■ Challenge ■
Print all of the data exactly.
================
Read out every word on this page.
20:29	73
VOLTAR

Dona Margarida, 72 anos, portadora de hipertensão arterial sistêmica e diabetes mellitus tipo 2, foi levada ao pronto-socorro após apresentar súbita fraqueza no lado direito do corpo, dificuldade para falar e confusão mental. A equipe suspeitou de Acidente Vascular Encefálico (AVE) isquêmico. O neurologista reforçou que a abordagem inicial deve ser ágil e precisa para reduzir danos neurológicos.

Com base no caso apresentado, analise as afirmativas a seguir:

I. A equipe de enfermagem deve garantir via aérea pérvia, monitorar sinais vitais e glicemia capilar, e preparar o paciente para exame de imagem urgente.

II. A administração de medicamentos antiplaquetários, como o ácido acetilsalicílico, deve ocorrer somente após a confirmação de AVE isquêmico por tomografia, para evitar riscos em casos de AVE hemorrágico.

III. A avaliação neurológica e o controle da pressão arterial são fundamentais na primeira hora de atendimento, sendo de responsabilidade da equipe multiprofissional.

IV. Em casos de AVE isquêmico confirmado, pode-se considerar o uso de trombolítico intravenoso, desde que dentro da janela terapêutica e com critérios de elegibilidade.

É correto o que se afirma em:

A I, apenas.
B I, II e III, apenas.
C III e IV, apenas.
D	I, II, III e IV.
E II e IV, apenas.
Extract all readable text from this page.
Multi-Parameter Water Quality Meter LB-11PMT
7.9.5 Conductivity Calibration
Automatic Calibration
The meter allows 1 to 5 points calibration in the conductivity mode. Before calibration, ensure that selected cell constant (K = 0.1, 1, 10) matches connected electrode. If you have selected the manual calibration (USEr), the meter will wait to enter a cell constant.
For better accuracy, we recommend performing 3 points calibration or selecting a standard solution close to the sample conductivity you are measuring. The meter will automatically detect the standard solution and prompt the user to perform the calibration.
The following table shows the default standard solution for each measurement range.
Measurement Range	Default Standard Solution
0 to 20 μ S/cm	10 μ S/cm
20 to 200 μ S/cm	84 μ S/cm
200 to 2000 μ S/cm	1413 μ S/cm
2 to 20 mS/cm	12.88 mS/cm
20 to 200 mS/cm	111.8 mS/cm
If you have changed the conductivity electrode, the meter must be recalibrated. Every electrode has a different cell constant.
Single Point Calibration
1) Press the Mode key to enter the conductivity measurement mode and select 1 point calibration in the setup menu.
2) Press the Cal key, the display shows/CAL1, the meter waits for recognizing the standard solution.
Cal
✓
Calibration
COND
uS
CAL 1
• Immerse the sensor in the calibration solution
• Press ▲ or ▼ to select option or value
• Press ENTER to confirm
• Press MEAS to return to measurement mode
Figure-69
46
================
■ Response below ■
Read out every word on this page.
20:29	73
VOLTAR

Dona Margarida, 72 anos, portadora de hipertensão arterial sistêmica e diabetes mellitus tipo 2, foi levada ao pronto-socorro após apresentar súbita fraqueza no lado direito do corpo, dificuldade para falar e confusão mental. A equipe suspeitou de Acidente Vascular Encefálico (AVE) isquêmico. O neurologista reforçou que a abordagem inicial deve ser ágil e precisa para reduzir danos neurológicos.

Com base no caso apresentado, analise as afirmativas a seguir:

I. A equipe de enfermagem deve garantir via aérea pérvia, monitorar sinais vitais e glicemia capilar, e preparar o paciente para exame de imagem urgente.

II. A administração de medicamentos antiplaquetários, como o ácido acetilsalicílico, deve ocorrer somente após a confirmação de AVE isquêmico por tomografia, para evitar riscos em casos de AVE hemorrágico.

III. A avaliação neurológica e o controle da pressão arterial são fundamentais na primeira hora de atendimento, sendo de responsabilidade da equipe multiprofissional.

IV. Em casos de AVE isquêmico confirmado, pode-se considerar o uso de trombolítico intravenoso, desde que dentro da janela terapêutica e com critérios de elegibilidade.

É correto o que se afirma em:

A I, apenas.
B I, II e III, apenas.
C III e IV, apenas.
D	I, II, III e IV.
E II e IV, apenas.
Extract all readable text from this page.
Multi-Parameter Water Quality Meter LB-11PMT
7.9.5 Conductivity Calibration
Automatic Calibration
The meter allows 1 to 5 points calibration in the conductivity mode. Before calibration, ensure that selected cell constant (K = 0.1, 1, 10) matches connected electrode. If you have selected the manual calibration (USEr), the meter will wait to enter a cell constant.
For better accuracy, we recommend performing 3 points calibration or selecting a standard solution close to the sample conductivity you are measuring. The meter will automatically detect the standard solution and prompt the user to perform the calibration.
The following table shows the default standard solution for each measurement range.
Measurement Range	Default Standard Solution
0 to 20 μ S/cm	10 μ S/cm
20 to 200 μ S/cm	84 μ S/cm
200 to 2000 μ S/cm	1413 μ S/cm
2 to 20 mS/cm	12.88 mS/cm
20 to 200 mS/cm	111.8 mS/cm
If you have changed the conductivity electrode, the meter must be recalibrated. Every electrode has a different cell constant.
Single Point Calibration
1) Press the Mode key to enter the conductivity measurement mode and select 1 point calibration in the setup menu.
2) Press the Cal key, the display shows/CAL1, the meter waits for recognizing the standard solution.
Cal
✓
Calibration
COND
uS
CAL 1
• Immerse the sensor in the calibration solution
• Press ▲ or ▼ to select option or value
• Press ENTER to confirm
• Press MEAS to return to measurement mode
Figure-69
46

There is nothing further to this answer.